§ Task objective: Go through the listing and copy each line with the string "receptor".

§ Records shown:
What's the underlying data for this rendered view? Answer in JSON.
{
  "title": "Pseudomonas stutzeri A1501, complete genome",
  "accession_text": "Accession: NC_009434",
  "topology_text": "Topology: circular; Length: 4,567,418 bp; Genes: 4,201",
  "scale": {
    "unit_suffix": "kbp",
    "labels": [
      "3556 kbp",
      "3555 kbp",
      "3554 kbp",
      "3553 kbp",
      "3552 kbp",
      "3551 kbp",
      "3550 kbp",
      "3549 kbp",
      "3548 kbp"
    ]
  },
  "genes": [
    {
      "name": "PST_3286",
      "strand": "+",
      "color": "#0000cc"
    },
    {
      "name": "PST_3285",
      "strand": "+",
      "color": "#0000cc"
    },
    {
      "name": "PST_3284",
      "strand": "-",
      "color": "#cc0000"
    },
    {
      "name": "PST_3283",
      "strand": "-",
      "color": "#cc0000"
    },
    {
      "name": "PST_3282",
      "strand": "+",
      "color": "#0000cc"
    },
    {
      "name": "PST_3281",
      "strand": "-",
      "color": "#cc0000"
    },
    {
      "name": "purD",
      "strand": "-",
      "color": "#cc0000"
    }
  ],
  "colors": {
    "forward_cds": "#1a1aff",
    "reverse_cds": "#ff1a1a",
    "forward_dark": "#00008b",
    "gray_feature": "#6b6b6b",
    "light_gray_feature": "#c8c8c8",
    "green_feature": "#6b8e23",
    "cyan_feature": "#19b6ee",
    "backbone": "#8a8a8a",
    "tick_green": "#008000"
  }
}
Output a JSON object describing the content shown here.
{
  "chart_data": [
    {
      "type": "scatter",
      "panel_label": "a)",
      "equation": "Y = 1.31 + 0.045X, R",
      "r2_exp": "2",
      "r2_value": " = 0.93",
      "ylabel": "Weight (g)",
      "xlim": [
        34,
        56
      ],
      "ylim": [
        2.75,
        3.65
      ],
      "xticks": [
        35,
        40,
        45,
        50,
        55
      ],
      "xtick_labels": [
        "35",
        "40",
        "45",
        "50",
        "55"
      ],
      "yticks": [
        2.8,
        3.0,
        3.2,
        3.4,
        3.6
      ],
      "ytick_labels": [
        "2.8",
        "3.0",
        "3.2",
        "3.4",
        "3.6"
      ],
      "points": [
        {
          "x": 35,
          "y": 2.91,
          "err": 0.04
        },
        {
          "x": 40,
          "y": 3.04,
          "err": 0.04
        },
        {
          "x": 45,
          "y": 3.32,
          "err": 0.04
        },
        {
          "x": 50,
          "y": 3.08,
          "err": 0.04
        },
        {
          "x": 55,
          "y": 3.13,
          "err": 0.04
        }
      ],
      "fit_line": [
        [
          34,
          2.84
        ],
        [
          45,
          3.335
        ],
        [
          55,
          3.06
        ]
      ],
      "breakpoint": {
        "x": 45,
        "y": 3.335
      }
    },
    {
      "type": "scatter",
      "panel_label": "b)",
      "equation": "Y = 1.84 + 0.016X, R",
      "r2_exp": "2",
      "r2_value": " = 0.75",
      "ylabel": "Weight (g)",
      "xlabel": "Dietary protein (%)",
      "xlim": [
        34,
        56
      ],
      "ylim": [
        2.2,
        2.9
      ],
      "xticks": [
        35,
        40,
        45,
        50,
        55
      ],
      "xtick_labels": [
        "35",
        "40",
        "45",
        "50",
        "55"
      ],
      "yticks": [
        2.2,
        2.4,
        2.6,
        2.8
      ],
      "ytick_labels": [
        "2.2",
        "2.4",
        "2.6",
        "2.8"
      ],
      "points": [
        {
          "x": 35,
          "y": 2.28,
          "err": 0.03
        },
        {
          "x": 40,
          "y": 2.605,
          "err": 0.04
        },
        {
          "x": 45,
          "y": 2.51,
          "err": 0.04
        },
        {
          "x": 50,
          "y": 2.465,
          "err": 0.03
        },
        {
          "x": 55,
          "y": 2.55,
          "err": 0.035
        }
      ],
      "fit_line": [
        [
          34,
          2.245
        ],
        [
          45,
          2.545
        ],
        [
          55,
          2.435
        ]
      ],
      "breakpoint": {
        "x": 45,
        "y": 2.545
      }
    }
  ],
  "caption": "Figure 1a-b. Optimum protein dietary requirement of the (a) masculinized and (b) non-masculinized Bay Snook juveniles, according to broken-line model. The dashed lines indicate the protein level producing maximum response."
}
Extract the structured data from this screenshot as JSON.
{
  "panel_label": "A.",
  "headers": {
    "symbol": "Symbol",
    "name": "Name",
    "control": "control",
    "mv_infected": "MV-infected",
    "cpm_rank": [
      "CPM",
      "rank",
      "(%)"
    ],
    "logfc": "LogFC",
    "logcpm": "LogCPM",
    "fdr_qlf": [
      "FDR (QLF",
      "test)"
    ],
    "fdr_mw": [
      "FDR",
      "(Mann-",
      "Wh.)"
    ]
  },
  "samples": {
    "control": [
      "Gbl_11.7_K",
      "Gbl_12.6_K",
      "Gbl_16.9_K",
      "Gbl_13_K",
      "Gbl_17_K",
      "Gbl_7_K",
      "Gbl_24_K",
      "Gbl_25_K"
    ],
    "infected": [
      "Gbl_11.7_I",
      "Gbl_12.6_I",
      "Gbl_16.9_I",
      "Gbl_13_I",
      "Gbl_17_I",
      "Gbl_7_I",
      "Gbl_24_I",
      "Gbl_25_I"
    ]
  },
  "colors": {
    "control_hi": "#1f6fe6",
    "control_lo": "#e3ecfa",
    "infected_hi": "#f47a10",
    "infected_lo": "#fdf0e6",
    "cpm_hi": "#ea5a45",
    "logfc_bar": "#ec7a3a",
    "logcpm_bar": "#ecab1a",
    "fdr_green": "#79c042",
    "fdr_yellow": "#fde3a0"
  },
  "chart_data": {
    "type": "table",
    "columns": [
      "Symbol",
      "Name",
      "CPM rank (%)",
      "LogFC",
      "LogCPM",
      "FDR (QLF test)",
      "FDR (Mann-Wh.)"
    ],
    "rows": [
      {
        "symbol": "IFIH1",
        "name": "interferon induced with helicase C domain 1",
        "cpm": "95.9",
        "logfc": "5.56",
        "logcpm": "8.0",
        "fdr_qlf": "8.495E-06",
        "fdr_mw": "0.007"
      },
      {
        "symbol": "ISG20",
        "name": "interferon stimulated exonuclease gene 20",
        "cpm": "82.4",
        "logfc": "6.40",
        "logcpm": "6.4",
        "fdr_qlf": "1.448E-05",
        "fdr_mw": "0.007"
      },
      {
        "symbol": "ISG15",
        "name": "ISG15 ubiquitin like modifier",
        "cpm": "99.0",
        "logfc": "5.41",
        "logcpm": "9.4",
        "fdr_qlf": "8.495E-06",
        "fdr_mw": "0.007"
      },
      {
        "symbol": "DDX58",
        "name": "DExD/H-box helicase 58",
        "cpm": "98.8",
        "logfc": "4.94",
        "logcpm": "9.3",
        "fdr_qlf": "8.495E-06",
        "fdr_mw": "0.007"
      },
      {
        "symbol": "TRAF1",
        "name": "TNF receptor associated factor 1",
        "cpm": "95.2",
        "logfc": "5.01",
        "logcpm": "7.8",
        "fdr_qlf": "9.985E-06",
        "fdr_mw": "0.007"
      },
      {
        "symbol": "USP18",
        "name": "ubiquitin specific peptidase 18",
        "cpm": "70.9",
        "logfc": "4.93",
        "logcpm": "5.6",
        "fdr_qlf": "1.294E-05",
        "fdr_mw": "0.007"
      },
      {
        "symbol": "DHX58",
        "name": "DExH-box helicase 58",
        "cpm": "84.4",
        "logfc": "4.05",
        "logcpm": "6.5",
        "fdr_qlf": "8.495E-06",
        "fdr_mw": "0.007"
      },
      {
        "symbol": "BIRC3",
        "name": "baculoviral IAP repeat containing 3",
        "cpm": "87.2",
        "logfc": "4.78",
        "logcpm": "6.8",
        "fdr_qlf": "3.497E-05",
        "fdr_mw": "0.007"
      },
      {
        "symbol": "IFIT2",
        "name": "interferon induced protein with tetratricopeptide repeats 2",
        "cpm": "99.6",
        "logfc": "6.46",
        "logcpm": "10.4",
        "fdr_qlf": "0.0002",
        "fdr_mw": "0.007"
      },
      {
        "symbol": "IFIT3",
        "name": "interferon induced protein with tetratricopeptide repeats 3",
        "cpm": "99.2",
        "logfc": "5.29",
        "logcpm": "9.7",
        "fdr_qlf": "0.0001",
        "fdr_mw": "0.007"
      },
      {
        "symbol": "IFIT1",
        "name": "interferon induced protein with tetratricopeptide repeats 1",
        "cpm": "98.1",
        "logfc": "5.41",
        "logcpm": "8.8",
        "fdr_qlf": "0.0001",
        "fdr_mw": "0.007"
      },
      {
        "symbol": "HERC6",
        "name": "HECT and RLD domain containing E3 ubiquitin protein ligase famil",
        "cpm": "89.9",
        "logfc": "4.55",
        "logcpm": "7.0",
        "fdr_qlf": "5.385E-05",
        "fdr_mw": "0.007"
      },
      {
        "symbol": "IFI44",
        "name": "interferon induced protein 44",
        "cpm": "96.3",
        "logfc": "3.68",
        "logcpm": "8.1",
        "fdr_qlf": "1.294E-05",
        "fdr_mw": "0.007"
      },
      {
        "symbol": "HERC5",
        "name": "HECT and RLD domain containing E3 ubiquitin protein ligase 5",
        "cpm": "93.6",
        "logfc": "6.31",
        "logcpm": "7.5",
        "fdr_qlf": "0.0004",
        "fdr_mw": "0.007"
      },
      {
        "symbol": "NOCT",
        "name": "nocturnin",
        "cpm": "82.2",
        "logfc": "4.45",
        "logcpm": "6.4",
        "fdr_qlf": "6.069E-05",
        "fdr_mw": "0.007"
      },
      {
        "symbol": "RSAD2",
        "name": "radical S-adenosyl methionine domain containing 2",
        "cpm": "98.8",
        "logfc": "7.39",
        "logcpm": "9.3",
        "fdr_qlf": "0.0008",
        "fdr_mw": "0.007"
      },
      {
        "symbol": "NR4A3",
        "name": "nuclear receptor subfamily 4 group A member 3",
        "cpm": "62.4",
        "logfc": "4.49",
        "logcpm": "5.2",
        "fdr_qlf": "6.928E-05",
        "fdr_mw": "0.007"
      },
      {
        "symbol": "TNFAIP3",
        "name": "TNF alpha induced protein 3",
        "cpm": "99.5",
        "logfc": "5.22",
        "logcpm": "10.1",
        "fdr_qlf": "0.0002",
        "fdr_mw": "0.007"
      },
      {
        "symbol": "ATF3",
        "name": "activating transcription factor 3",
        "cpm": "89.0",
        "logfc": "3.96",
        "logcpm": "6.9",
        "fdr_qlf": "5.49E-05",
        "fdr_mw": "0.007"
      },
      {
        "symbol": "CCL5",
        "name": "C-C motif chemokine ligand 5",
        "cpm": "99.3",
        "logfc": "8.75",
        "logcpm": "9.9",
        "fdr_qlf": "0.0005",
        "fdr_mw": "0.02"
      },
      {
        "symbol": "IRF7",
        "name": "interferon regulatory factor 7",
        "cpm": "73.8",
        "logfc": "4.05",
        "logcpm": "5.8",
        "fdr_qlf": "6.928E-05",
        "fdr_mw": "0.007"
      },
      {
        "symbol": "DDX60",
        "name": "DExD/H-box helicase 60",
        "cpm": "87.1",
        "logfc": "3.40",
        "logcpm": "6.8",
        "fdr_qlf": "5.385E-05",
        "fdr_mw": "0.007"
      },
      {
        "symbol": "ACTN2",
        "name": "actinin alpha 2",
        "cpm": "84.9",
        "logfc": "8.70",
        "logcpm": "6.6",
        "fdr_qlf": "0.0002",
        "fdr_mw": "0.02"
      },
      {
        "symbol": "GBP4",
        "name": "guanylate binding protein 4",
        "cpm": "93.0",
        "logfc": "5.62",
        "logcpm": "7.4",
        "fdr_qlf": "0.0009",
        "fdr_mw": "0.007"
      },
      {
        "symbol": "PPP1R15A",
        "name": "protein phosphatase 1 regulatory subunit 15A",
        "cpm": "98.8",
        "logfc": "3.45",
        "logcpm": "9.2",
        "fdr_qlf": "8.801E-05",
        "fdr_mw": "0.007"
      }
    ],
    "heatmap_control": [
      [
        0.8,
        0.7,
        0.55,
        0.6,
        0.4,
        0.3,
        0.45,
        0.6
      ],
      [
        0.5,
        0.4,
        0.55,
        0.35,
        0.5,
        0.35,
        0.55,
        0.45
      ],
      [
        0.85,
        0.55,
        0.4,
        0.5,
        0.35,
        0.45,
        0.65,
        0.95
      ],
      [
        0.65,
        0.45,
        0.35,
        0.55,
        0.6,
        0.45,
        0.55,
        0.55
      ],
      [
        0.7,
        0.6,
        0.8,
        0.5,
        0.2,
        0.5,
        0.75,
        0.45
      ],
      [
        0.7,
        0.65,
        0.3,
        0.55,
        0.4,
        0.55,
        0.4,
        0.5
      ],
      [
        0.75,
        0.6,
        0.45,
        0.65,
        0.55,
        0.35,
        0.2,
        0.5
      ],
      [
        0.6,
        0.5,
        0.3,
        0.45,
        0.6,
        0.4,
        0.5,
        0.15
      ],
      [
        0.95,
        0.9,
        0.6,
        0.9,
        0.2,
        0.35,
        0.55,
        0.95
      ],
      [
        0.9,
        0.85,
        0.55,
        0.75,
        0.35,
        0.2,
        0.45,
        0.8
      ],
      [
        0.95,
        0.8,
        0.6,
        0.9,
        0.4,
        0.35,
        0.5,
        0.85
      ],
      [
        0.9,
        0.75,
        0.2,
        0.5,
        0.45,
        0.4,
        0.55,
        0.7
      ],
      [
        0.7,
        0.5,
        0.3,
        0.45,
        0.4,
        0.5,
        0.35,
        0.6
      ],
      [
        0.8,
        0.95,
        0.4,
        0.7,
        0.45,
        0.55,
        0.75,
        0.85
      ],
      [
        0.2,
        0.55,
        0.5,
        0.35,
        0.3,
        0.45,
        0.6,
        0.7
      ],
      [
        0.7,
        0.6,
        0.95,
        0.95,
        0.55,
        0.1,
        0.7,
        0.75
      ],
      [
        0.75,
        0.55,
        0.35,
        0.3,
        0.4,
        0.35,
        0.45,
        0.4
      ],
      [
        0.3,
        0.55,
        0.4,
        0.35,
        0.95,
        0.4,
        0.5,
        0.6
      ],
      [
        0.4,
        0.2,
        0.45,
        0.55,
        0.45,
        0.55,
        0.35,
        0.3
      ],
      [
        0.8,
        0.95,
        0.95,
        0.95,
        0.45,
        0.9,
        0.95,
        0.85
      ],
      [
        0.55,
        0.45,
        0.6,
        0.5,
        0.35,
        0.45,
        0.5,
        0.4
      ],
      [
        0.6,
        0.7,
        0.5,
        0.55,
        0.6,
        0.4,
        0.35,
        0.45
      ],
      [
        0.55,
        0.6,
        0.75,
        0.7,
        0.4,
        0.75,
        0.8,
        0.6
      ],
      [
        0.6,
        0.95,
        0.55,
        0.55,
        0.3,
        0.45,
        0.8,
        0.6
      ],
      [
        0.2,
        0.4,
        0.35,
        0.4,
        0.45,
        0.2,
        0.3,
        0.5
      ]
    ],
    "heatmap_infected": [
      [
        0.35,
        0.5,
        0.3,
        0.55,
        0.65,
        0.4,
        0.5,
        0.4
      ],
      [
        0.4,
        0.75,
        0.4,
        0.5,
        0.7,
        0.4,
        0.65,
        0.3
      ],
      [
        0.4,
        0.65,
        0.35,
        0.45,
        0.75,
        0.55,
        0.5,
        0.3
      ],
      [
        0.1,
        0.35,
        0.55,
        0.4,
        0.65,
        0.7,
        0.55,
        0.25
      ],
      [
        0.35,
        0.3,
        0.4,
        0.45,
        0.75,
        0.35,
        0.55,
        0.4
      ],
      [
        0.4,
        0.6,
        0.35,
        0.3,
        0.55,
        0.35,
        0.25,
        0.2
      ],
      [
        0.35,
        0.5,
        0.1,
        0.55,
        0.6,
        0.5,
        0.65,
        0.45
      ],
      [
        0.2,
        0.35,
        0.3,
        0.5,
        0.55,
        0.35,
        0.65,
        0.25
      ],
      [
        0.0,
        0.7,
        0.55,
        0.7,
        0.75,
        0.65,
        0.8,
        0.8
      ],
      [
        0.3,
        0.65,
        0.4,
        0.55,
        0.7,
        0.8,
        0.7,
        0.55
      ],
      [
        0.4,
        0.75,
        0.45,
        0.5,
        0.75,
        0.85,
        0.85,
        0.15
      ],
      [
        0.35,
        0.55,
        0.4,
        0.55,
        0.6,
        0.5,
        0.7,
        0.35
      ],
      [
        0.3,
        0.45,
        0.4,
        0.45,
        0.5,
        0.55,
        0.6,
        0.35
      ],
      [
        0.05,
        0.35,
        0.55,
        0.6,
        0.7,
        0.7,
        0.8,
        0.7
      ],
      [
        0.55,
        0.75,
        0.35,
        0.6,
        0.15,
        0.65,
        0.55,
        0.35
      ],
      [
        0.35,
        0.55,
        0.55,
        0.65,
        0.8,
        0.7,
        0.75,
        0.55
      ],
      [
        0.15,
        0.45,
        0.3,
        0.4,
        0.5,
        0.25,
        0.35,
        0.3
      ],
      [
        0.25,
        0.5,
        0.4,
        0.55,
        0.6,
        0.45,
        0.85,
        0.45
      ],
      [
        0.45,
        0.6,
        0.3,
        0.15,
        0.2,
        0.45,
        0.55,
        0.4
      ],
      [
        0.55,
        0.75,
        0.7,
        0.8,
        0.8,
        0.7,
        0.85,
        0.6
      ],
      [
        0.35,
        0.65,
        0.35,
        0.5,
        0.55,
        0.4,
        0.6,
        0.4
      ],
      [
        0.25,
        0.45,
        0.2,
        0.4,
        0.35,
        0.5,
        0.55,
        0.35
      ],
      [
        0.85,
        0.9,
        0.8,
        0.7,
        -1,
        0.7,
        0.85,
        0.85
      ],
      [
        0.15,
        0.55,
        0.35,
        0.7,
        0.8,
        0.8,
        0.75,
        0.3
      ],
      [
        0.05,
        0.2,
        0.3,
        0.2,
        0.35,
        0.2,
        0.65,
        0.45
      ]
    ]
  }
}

§ Task answer:
        "name": "TNF receptor associated factor 1",
        "name": "nuclear receptor subfamily 4 group A member 3",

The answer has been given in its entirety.